[Records contained in a dataset]
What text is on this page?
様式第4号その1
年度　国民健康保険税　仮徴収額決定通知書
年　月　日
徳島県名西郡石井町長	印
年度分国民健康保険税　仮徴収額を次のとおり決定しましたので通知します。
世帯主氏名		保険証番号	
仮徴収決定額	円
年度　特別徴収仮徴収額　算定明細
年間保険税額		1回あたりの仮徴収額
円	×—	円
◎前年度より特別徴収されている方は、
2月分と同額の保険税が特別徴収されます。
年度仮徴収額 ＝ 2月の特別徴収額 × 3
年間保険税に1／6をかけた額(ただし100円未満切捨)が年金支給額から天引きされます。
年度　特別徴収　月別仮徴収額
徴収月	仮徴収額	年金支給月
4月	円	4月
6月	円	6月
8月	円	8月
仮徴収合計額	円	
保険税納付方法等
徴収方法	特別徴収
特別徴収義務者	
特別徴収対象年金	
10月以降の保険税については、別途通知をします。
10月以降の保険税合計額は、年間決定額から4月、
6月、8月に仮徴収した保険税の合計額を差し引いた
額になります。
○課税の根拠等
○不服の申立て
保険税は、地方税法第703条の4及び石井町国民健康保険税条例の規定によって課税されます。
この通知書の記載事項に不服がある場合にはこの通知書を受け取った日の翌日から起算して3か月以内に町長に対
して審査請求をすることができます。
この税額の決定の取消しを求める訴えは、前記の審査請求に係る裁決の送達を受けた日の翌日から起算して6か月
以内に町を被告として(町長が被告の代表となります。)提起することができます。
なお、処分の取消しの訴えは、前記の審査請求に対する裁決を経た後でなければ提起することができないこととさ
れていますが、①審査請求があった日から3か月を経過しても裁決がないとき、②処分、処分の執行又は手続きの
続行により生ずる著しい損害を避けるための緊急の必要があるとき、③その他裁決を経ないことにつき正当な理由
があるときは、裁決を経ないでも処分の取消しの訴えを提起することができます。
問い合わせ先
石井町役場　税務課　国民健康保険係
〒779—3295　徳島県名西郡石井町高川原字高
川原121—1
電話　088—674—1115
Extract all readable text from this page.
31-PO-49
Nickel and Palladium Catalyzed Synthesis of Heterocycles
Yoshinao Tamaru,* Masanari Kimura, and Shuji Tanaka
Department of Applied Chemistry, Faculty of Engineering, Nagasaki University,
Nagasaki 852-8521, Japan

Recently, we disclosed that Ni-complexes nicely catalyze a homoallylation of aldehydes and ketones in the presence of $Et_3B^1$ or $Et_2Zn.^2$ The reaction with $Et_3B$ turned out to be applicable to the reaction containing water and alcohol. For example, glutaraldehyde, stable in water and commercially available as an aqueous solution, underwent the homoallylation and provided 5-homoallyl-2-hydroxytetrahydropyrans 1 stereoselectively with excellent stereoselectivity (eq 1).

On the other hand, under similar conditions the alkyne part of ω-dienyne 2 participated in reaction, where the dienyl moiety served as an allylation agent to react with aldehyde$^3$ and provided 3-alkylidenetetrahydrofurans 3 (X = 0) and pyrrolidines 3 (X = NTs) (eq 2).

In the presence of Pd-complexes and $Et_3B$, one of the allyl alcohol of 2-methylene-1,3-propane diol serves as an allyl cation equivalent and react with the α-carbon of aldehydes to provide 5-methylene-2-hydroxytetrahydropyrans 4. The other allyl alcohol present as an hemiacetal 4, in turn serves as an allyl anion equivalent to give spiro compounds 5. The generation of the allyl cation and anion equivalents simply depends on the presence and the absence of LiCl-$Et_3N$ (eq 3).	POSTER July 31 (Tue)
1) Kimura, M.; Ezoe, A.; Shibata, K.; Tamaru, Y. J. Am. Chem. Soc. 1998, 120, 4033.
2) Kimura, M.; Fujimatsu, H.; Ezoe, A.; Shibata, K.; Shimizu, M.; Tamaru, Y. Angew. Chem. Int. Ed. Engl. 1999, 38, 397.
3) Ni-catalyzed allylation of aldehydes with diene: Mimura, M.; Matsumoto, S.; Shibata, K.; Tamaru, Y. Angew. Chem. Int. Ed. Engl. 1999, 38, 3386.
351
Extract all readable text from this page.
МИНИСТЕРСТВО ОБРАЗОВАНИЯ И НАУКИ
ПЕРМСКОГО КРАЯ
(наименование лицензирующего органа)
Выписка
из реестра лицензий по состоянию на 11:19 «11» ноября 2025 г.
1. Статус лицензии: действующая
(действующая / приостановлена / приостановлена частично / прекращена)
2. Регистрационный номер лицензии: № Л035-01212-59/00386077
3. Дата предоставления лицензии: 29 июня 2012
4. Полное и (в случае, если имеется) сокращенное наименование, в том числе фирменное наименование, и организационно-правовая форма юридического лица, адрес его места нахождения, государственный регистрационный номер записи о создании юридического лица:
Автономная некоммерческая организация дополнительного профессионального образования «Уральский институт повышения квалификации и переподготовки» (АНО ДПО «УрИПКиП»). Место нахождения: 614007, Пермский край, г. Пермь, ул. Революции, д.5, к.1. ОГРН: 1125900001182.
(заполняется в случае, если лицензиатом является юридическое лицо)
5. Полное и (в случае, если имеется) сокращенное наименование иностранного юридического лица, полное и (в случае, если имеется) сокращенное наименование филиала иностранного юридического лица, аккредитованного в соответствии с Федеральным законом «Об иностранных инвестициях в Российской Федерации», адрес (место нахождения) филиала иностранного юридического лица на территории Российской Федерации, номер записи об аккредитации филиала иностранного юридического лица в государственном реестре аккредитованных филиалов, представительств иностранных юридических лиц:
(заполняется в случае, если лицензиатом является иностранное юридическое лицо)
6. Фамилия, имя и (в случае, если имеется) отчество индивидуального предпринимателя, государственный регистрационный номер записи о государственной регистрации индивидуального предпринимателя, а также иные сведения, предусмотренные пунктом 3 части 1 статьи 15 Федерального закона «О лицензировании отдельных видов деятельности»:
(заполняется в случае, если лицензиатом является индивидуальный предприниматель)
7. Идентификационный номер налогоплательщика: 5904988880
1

What you need to do:
Restate the whole of the material exactly.

Task result:
What text is on this page?
様式第4号その1
年度　国民健康保険税　仮徴収額決定通知書
年　月　日
徳島県名西郡石井町長	印
年度分国民健康保険税　仮徴収額を次のとおり決定しましたので通知します。
世帯主氏名		保険証番号	
仮徴収決定額	円
年度　特別徴収仮徴収額　算定明細
年間保険税額		1回あたりの仮徴収額
円	×—	円
◎前年度より特別徴収されている方は、
2月分と同額の保険税が特別徴収されます。
年度仮徴収額 ＝ 2月の特別徴収額 × 3
年間保険税に1／6をかけた額(ただし100円未満切捨)が年金支給額から天引きされます。
年度　特別徴収　月別仮徴収額
徴収月	仮徴収額	年金支給月
4月	円	4月
6月	円	6月
8月	円	8月
仮徴収合計額	円	
保険税納付方法等
徴収方法	特別徴収
特別徴収義務者	
特別徴収対象年金	
10月以降の保険税については、別途通知をします。
10月以降の保険税合計額は、年間決定額から4月、
6月、8月に仮徴収した保険税の合計額を差し引いた
額になります。
○課税の根拠等
○不服の申立て
保険税は、地方税法第703条の4及び石井町国民健康保険税条例の規定によって課税されます。
この通知書の記載事項に不服がある場合にはこの通知書を受け取った日の翌日から起算して3か月以内に町長に対
して審査請求をすることができます。
この税額の決定の取消しを求める訴えは、前記の審査請求に係る裁決の送達を受けた日の翌日から起算して6か月
以内に町を被告として(町長が被告の代表となります。)提起することができます。
なお、処分の取消しの訴えは、前記の審査請求に対する裁決を経た後でなければ提起することができないこととさ
れていますが、①審査請求があった日から3か月を経過しても裁決がないとき、②処分、処分の執行又は手続きの
続行により生ずる著しい損害を避けるための緊急の必要があるとき、③その他裁決を経ないことにつき正当な理由
があるときは、裁決を経ないでも処分の取消しの訴えを提起することができます。
問い合わせ先
石井町役場　税務課　国民健康保険係
〒779—3295　徳島県名西郡石井町高川原字高
川原121—1
電話　088—674—1115
Extract all readable text from this page.
31-PO-49
Nickel and Palladium Catalyzed Synthesis of Heterocycles
Yoshinao Tamaru,* Masanari Kimura, and Shuji Tanaka
Department of Applied Chemistry, Faculty of Engineering, Nagasaki University,
Nagasaki 852-8521, Japan

Recently, we disclosed that Ni-complexes nicely catalyze a homoallylation of aldehydes and ketones in the presence of $Et_3B^1$ or $Et_2Zn.^2$ The reaction with $Et_3B$ turned out to be applicable to the reaction containing water and alcohol. For example, glutaraldehyde, stable in water and commercially available as an aqueous solution, underwent the homoallylation and provided 5-homoallyl-2-hydroxytetrahydropyrans 1 stereoselectively with excellent stereoselectivity (eq 1).

On the other hand, under similar conditions the alkyne part of ω-dienyne 2 participated in reaction, where the dienyl moiety served as an allylation agent to react with aldehyde$^3$ and provided 3-alkylidenetetrahydrofurans 3 (X = 0) and pyrrolidines 3 (X = NTs) (eq 2).

In the presence of Pd-complexes and $Et_3B$, one of the allyl alcohol of 2-methylene-1,3-propane diol serves as an allyl cation equivalent and react with the α-carbon of aldehydes to provide 5-methylene-2-hydroxytetrahydropyrans 4. The other allyl alcohol present as an hemiacetal 4, in turn serves as an allyl anion equivalent to give spiro compounds 5. The generation of the allyl cation and anion equivalents simply depends on the presence and the absence of LiCl-$Et_3N$ (eq 3).	POSTER July 31 (Tue)
1) Kimura, M.; Ezoe, A.; Shibata, K.; Tamaru, Y. J. Am. Chem. Soc. 1998, 120, 4033.
2) Kimura, M.; Fujimatsu, H.; Ezoe, A.; Shibata, K.; Shimizu, M.; Tamaru, Y. Angew. Chem. Int. Ed. Engl. 1999, 38, 397.
3) Ni-catalyzed allylation of aldehydes with diene: Mimura, M.; Matsumoto, S.; Shibata, K.; Tamaru, Y. Angew. Chem. Int. Ed. Engl. 1999, 38, 3386.
351
Extract all readable text from this page.
МИНИСТЕРСТВО ОБРАЗОВАНИЯ И НАУКИ
ПЕРМСКОГО КРАЯ
(наименование лицензирующего органа)
Выписка
из реестра лицензий по состоянию на 11:19 «11» ноября 2025 г.
1. Статус лицензии: действующая
(действующая / приостановлена / приостановлена частично / прекращена)
2. Регистрационный номер лицензии: № Л035-01212-59/00386077
3. Дата предоставления лицензии: 29 июня 2012
4. Полное и (в случае, если имеется) сокращенное наименование, в том числе фирменное наименование, и организационно-правовая форма юридического лица, адрес его места нахождения, государственный регистрационный номер записи о создании юридического лица:
Автономная некоммерческая организация дополнительного профессионального образования «Уральский институт повышения квалификации и переподготовки» (АНО ДПО «УрИПКиП»). Место нахождения: 614007, Пермский край, г. Пермь, ул. Революции, д.5, к.1. ОГРН: 1125900001182.
(заполняется в случае, если лицензиатом является юридическое лицо)
5. Полное и (в случае, если имеется) сокращенное наименование иностранного юридического лица, полное и (в случае, если имеется) сокращенное наименование филиала иностранного юридического лица, аккредитованного в соответствии с Федеральным законом «Об иностранных инвестициях в Российской Федерации», адрес (место нахождения) филиала иностранного юридического лица на территории Российской Федерации, номер записи об аккредитации филиала иностранного юридического лица в государственном реестре аккредитованных филиалов, представительств иностранных юридических лиц:
(заполняется в случае, если лицензиатом является иностранное юридическое лицо)
6. Фамилия, имя и (в случае, если имеется) отчество индивидуального предпринимателя, государственный регистрационный номер записи о государственной регистрации индивидуального предпринимателя, а также иные сведения, предусмотренные пунктом 3 части 1 статьи 15 Федерального закона «О лицензировании отдельных видов деятельности»:
(заполняется в случае, если лицензиатом является индивидуальный предприниматель)
7. Идентификационный номер налогоплательщика: 5904988880
1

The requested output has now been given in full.